Your task is to copy the listing exactly, with the pictures left out.

## Recorded data
▼

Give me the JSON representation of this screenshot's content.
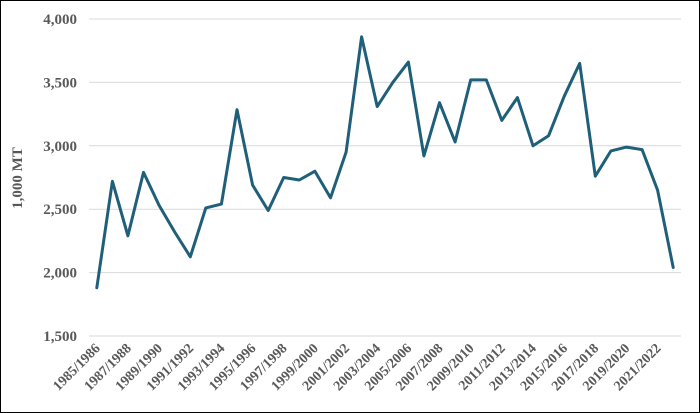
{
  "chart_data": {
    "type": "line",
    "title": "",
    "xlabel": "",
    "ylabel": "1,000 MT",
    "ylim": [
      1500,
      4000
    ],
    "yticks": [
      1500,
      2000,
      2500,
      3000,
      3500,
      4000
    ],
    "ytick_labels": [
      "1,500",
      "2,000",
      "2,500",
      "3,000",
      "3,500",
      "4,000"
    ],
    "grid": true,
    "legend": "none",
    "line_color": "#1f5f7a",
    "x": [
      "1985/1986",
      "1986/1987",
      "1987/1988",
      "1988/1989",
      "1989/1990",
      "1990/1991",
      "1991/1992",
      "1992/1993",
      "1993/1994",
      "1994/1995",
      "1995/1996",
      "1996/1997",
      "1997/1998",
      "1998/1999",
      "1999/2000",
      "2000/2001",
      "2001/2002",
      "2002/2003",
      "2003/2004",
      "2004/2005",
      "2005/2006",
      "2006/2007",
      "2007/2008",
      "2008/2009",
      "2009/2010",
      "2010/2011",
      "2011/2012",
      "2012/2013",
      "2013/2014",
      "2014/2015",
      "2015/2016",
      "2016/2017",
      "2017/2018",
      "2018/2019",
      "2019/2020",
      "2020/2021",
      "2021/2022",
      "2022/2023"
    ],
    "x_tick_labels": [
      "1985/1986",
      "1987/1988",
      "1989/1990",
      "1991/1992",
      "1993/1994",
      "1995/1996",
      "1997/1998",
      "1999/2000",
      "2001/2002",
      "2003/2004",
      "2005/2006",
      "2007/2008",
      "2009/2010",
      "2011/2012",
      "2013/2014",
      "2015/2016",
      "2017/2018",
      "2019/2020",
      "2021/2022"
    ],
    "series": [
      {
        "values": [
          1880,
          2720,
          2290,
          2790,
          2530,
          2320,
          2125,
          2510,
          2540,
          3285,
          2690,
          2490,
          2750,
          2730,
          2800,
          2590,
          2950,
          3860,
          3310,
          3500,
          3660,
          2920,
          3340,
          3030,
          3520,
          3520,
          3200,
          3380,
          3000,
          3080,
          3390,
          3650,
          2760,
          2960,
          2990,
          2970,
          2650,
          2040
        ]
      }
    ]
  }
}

▲

## Solution to the exercise
Give me the JSON representation of this screenshot's content.
{
  "chart_data": {
    "type": "line",
    "title": "",
    "xlabel": "",
    "ylabel": "1,000 MT",
    "ylim": [
      1500,
      4000
    ],
    "yticks": [
      1500,
      2000,
      2500,
      3000,
      3500,
      4000
    ],
    "ytick_labels": [
      "1,500",
      "2,000",
      "2,500",
      "3,000",
      "3,500",
      "4,000"
    ],
    "grid": true,
    "legend": "none",
    "line_color": "#1f5f7a",
    "x": [
      "1985/1986",
      "1986/1987",
      "1987/1988",
      "1988/1989",
      "1989/1990",
      "1990/1991",
      "1991/1992",
      "1992/1993",
      "1993/1994",
      "1994/1995",
      "1995/1996",
      "1996/1997",
      "1997/1998",
      "1998/1999",
      "1999/2000",
      "2000/2001",
      "2001/2002",
      "2002/2003",
      "2003/2004",
      "2004/2005",
      "2005/2006",
      "2006/2007",
      "2007/2008",
      "2008/2009",
      "2009/2010",
      "2010/2011",
      "2011/2012",
      "2012/2013",
      "2013/2014",
      "2014/2015",
      "2015/2016",
      "2016/2017",
      "2017/2018",
      "2018/2019",
      "2019/2020",
      "2020/2021",
      "2021/2022",
      "2022/2023"
    ],
    "x_tick_labels": [
      "1985/1986",
      "1987/1988",
      "1989/1990",
      "1991/1992",
      "1993/1994",
      "1995/1996",
      "1997/1998",
      "1999/2000",
      "2001/2002",
      "2003/2004",
      "2005/2006",
      "2007/2008",
      "2009/2010",
      "2011/2012",
      "2013/2014",
      "2015/2016",
      "2017/2018",
      "2019/2020",
      "2021/2022"
    ],
    "series": [
      {
        "values": [
          1880,
          2720,
          2290,
          2790,
          2530,
          2320,
          2125,
          2510,
          2540,
          3285,
          2690,
          2490,
          2750,
          2730,
          2800,
          2590,
          2950,
          3860,
          3310,
          3500,
          3660,
          2920,
          3340,
          3030,
          3520,
          3520,
          3200,
          3380,
          3000,
          3080,
          3390,
          3650,
          2760,
          2960,
          2990,
          2970,
          2650,
          2040
        ]
      }
    ]
  }
}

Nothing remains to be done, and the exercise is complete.